Directions for this task
Reproduce all of the records exactly.

Records supplied
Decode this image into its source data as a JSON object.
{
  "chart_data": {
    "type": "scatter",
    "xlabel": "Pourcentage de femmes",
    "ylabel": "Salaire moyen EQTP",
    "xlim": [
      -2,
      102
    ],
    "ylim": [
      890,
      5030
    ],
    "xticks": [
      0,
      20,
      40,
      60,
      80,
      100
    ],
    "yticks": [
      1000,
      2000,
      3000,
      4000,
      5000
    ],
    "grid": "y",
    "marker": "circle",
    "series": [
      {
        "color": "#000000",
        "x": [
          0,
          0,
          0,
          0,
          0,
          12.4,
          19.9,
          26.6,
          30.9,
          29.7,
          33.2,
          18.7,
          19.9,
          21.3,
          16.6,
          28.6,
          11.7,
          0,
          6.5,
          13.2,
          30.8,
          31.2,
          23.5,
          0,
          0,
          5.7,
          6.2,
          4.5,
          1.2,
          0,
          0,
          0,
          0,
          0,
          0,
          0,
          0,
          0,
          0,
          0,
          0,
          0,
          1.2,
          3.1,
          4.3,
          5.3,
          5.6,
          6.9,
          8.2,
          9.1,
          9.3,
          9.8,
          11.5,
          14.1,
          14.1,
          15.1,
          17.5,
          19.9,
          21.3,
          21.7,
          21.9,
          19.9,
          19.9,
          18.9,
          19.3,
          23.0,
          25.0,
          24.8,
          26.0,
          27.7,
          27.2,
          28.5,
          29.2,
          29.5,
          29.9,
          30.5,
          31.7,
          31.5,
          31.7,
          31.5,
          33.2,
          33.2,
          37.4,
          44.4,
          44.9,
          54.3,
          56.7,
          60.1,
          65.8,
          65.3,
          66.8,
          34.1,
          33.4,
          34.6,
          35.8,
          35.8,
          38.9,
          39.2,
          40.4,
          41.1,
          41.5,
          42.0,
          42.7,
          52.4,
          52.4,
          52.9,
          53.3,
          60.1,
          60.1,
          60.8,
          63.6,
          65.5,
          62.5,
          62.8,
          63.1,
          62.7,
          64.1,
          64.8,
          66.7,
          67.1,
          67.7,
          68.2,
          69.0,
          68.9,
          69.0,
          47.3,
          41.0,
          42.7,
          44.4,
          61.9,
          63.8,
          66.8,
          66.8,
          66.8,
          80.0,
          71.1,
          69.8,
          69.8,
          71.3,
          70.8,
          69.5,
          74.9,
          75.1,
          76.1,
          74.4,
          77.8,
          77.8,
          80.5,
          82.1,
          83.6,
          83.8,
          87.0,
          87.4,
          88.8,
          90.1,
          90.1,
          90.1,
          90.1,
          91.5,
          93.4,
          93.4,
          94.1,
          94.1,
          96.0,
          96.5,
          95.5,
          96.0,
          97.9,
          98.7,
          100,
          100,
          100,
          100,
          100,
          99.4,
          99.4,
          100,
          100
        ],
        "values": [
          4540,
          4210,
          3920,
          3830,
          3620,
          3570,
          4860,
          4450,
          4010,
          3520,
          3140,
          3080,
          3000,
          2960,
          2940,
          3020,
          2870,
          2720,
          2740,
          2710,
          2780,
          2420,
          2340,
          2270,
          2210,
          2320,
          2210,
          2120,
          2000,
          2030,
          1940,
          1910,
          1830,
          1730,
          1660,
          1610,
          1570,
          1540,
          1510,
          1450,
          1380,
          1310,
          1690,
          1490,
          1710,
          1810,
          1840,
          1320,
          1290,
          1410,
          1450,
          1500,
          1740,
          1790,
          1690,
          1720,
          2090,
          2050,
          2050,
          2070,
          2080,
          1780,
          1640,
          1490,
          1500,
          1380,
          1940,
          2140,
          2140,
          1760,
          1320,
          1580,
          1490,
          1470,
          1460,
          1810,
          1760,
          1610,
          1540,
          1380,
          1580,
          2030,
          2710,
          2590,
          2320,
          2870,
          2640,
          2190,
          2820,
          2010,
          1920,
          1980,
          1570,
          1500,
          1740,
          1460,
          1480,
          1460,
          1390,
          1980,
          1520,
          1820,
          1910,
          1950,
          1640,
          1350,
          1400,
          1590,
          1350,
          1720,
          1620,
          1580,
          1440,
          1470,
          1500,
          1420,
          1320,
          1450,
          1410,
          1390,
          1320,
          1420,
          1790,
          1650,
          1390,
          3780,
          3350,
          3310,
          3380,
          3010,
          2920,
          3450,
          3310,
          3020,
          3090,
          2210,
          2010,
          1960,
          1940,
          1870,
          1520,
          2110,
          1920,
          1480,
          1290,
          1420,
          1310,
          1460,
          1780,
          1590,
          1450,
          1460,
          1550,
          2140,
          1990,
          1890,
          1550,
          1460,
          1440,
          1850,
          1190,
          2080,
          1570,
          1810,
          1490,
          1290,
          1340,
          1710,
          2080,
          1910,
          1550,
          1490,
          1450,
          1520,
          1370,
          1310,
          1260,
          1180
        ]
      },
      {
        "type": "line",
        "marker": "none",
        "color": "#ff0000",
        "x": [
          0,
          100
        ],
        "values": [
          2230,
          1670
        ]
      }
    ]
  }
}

Worked solution
Decode this image into its source data as a JSON object.
{
  "chart_data": {
    "type": "scatter",
    "xlabel": "Pourcentage de femmes",
    "ylabel": "Salaire moyen EQTP",
    "xlim": [
      -2,
      102
    ],
    "ylim": [
      890,
      5030
    ],
    "xticks": [
      0,
      20,
      40,
      60,
      80,
      100
    ],
    "yticks": [
      1000,
      2000,
      3000,
      4000,
      5000
    ],
    "grid": "y",
    "marker": "circle",
    "series": [
      {
        "color": "#000000",
        "x": [
          0,
          0,
          0,
          0,
          0,
          12.4,
          19.9,
          26.6,
          30.9,
          29.7,
          33.2,
          18.7,
          19.9,
          21.3,
          16.6,
          28.6,
          11.7,
          0,
          6.5,
          13.2,
          30.8,
          31.2,
          23.5,
          0,
          0,
          5.7,
          6.2,
          4.5,
          1.2,
          0,
          0,
          0,
          0,
          0,
          0,
          0,
          0,
          0,
          0,
          0,
          0,
          0,
          1.2,
          3.1,
          4.3,
          5.3,
          5.6,
          6.9,
          8.2,
          9.1,
          9.3,
          9.8,
          11.5,
          14.1,
          14.1,
          15.1,
          17.5,
          19.9,
          21.3,
          21.7,
          21.9,
          19.9,
          19.9,
          18.9,
          19.3,
          23.0,
          25.0,
          24.8,
          26.0,
          27.7,
          27.2,
          28.5,
          29.2,
          29.5,
          29.9,
          30.5,
          31.7,
          31.5,
          31.7,
          31.5,
          33.2,
          33.2,
          37.4,
          44.4,
          44.9,
          54.3,
          56.7,
          60.1,
          65.8,
          65.3,
          66.8,
          34.1,
          33.4,
          34.6,
          35.8,
          35.8,
          38.9,
          39.2,
          40.4,
          41.1,
          41.5,
          42.0,
          42.7,
          52.4,
          52.4,
          52.9,
          53.3,
          60.1,
          60.1,
          60.8,
          63.6,
          65.5,
          62.5,
          62.8,
          63.1,
          62.7,
          64.1,
          64.8,
          66.7,
          67.1,
          67.7,
          68.2,
          69.0,
          68.9,
          69.0,
          47.3,
          41.0,
          42.7,
          44.4,
          61.9,
          63.8,
          66.8,
          66.8,
          66.8,
          80.0,
          71.1,
          69.8,
          69.8,
          71.3,
          70.8,
          69.5,
          74.9,
          75.1,
          76.1,
          74.4,
          77.8,
          77.8,
          80.5,
          82.1,
          83.6,
          83.8,
          87.0,
          87.4,
          88.8,
          90.1,
          90.1,
          90.1,
          90.1,
          91.5,
          93.4,
          93.4,
          94.1,
          94.1,
          96.0,
          96.5,
          95.5,
          96.0,
          97.9,
          98.7,
          100,
          100,
          100,
          100,
          100,
          99.4,
          99.4,
          100,
          100
        ],
        "values": [
          4540,
          4210,
          3920,
          3830,
          3620,
          3570,
          4860,
          4450,
          4010,
          3520,
          3140,
          3080,
          3000,
          2960,
          2940,
          3020,
          2870,
          2720,
          2740,
          2710,
          2780,
          2420,
          2340,
          2270,
          2210,
          2320,
          2210,
          2120,
          2000,
          2030,
          1940,
          1910,
          1830,
          1730,
          1660,
          1610,
          1570,
          1540,
          1510,
          1450,
          1380,
          1310,
          1690,
          1490,
          1710,
          1810,
          1840,
          1320,
          1290,
          1410,
          1450,
          1500,
          1740,
          1790,
          1690,
          1720,
          2090,
          2050,
          2050,
          2070,
          2080,
          1780,
          1640,
          1490,
          1500,
          1380,
          1940,
          2140,
          2140,
          1760,
          1320,
          1580,
          1490,
          1470,
          1460,
          1810,
          1760,
          1610,
          1540,
          1380,
          1580,
          2030,
          2710,
          2590,
          2320,
          2870,
          2640,
          2190,
          2820,
          2010,
          1920,
          1980,
          1570,
          1500,
          1740,
          1460,
          1480,
          1460,
          1390,
          1980,
          1520,
          1820,
          1910,
          1950,
          1640,
          1350,
          1400,
          1590,
          1350,
          1720,
          1620,
          1580,
          1440,
          1470,
          1500,
          1420,
          1320,
          1450,
          1410,
          1390,
          1320,
          1420,
          1790,
          1650,
          1390,
          3780,
          3350,
          3310,
          3380,
          3010,
          2920,
          3450,
          3310,
          3020,
          3090,
          2210,
          2010,
          1960,
          1940,
          1870,
          1520,
          2110,
          1920,
          1480,
          1290,
          1420,
          1310,
          1460,
          1780,
          1590,
          1450,
          1460,
          1550,
          2140,
          1990,
          1890,
          1550,
          1460,
          1440,
          1850,
          1190,
          2080,
          1570,
          1810,
          1490,
          1290,
          1340,
          1710,
          2080,
          1910,
          1550,
          1490,
          1450,
          1520,
          1370,
          1310,
          1260,
          1180
        ]
      },
      {
        "type": "line",
        "marker": "none",
        "color": "#ff0000",
        "x": [
          0,
          100
        ],
        "values": [
          2230,
          1670
        ]
      }
    ]
  }
}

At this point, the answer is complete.